▸ **THE PROBLEM**: Leaving the pictures aside, transcribe every line below exactly.

▸ **ENTRIES SUPPLIED**:
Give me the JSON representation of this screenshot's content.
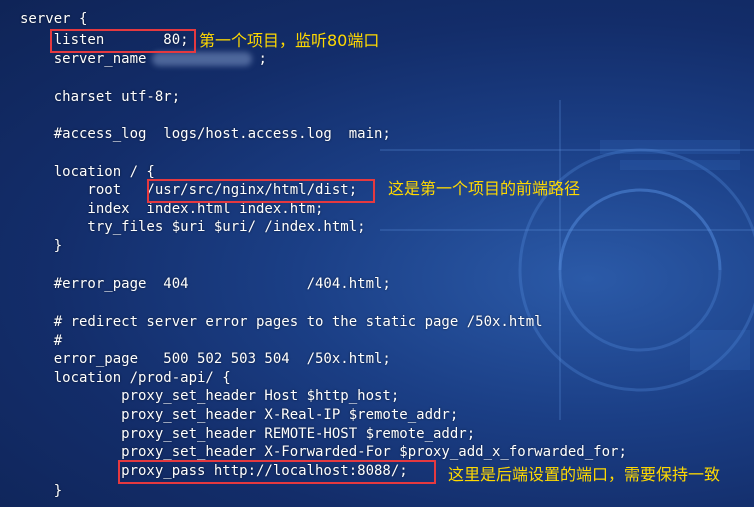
{
  "code_lines": [
    "server {",
    "    listen       80;",
    "    server_name",
    ";",
    "    charset utf-8r;",
    "    #access_log  logs/host.access.log  main;",
    "    location / {",
    "        root   /usr/src/nginx/html/dist;",
    "        index  index.html index.htm;",
    "        try_files $uri $uri/ /index.html;",
    "    }",
    "    #error_page  404              /404.html;",
    "    # redirect server error pages to the static page /50x.html",
    "    #",
    "    error_page   500 502 503 504  /50x.html;",
    "    location /prod-api/ {",
    "            proxy_set_header Host $http_host;",
    "            proxy_set_header X-Real-IP $remote_addr;",
    "            proxy_set_header REMOTE-HOST $remote_addr;",
    "            proxy_set_header X-Forwarded-For $proxy_add_x_forwarded_for;",
    "            proxy_pass http://localhost:8088/;",
    "    }"
  ],
  "annotations": {
    "port_note": "第一个项目，监听80端口",
    "root_note": "这是第一个项目的前端路径",
    "proxy_note": "这里是后端设置的端口，需要保持一致"
  },
  "colors": {
    "highlight_box": "#e5393f",
    "annotation_text": "#ffd900",
    "code_text": "#ffffff"
  }
}
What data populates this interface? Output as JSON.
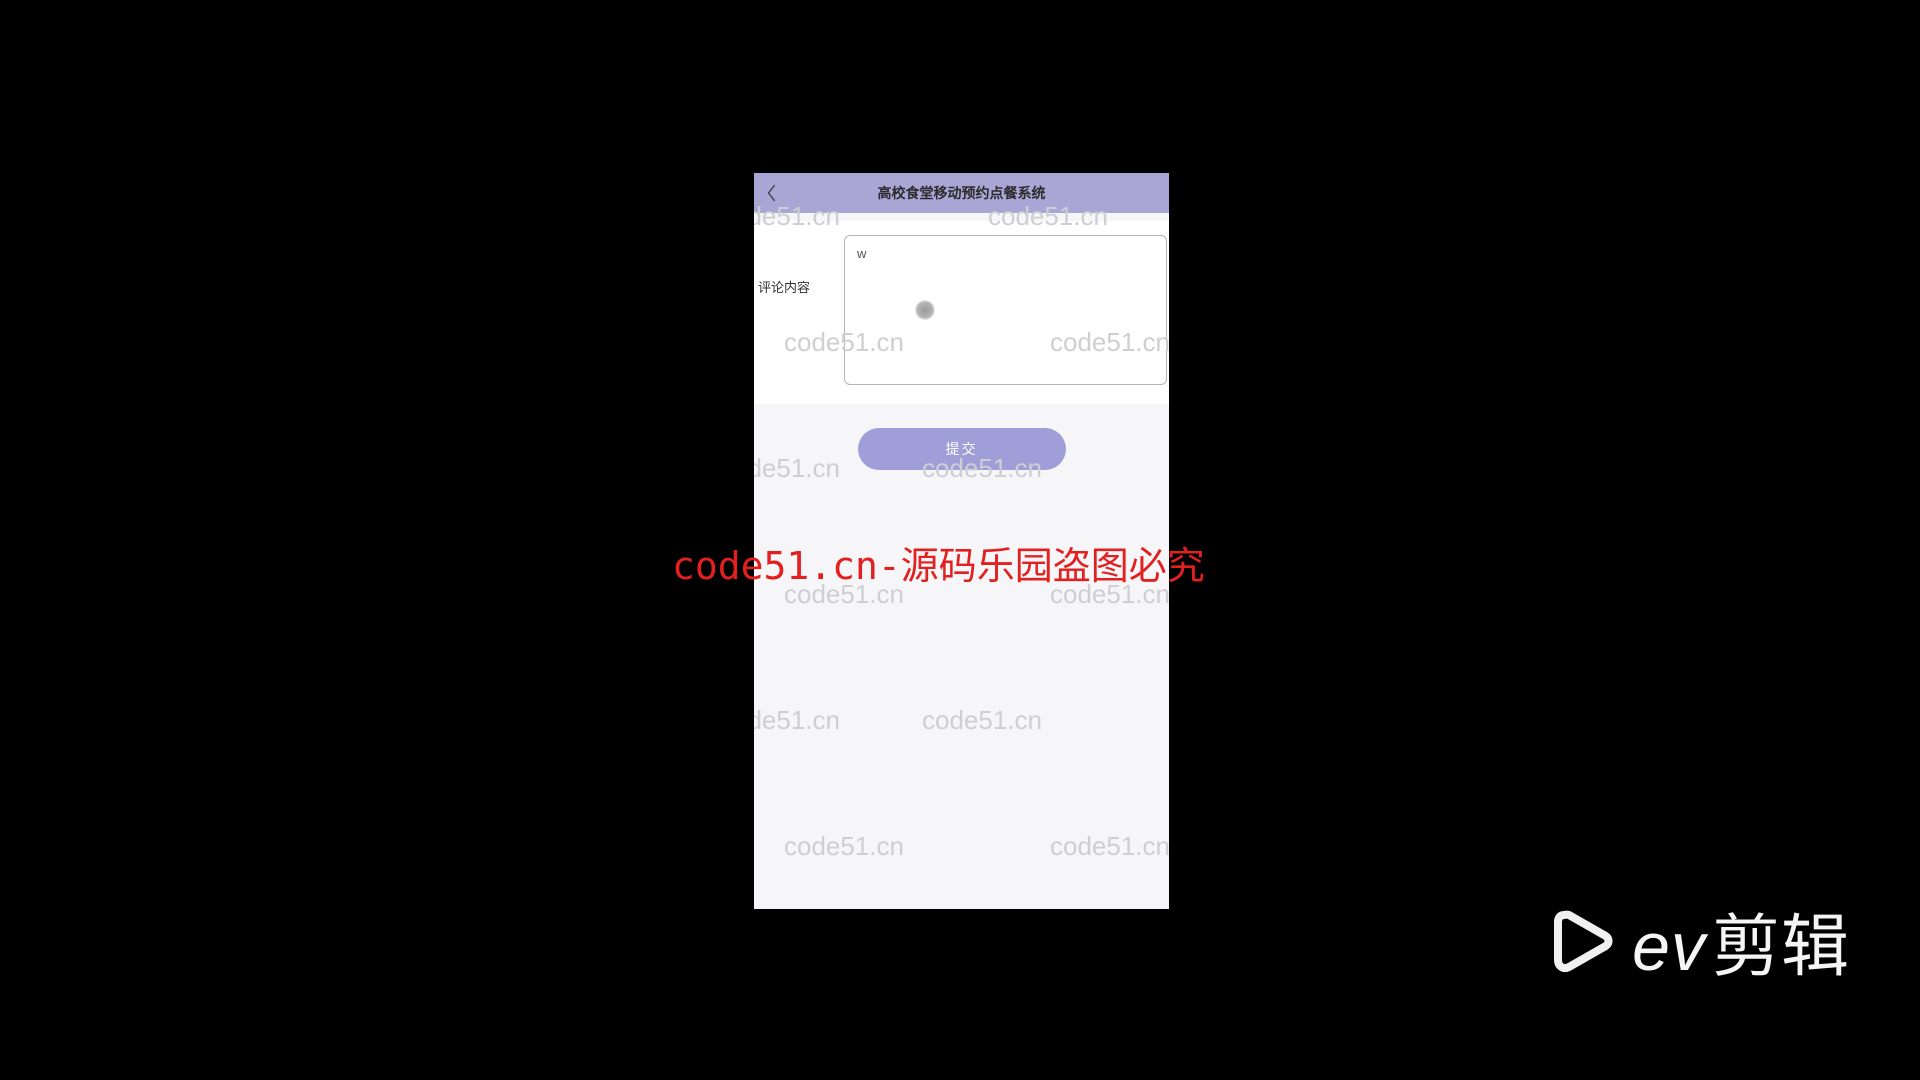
{
  "header": {
    "title": "高校食堂移动预约点餐系统"
  },
  "form": {
    "comment_label": "评论内容",
    "comment_value": "w",
    "submit_label": "提交"
  },
  "watermark": {
    "text": "code51.cn"
  },
  "overlay": {
    "red_text": "code51.cn-源码乐园盗图必究"
  },
  "logo": {
    "brand_en": "ev",
    "brand_cn": "剪辑"
  }
}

▸ **SOLUTION TO THIS EXERCISE**:
Give me the JSON representation of this screenshot's content.
{
  "code_lines": [
    "server {",
    "    listen       80;",
    "    server_name",
    ";",
    "    charset utf-8r;",
    "    #access_log  logs/host.access.log  main;",
    "    location / {",
    "        root   /usr/src/nginx/html/dist;",
    "        index  index.html index.htm;",
    "        try_files $uri $uri/ /index.html;",
    "    }",
    "    #error_page  404              /404.html;",
    "    # redirect server error pages to the static page /50x.html",
    "    #",
    "    error_page   500 502 503 504  /50x.html;",
    "    location /prod-api/ {",
    "            proxy_set_header Host $http_host;",
    "            proxy_set_header X-Real-IP $remote_addr;",
    "            proxy_set_header REMOTE-HOST $remote_addr;",
    "            proxy_set_header X-Forwarded-For $proxy_add_x_forwarded_for;",
    "            proxy_pass http://localhost:8088/;",
    "    }"
  ],
  "annotations": {
    "port_note": "第一个项目，监听80端口",
    "root_note": "这是第一个项目的前端路径",
    "proxy_note": "这里是后端设置的端口，需要保持一致"
  },
  "colors": {
    "highlight_box": "#e5393f",
    "annotation_text": "#ffd900",
    "code_text": "#ffffff"
  }
}
What data populates this interface? Output as JSON.
{
  "header": {
    "title": "高校食堂移动预约点餐系统"
  },
  "form": {
    "comment_label": "评论内容",
    "comment_value": "w",
    "submit_label": "提交"
  },
  "watermark": {
    "text": "code51.cn"
  },
  "overlay": {
    "red_text": "code51.cn-源码乐园盗图必究"
  },
  "logo": {
    "brand_en": "ev",
    "brand_cn": "剪辑"
  }
}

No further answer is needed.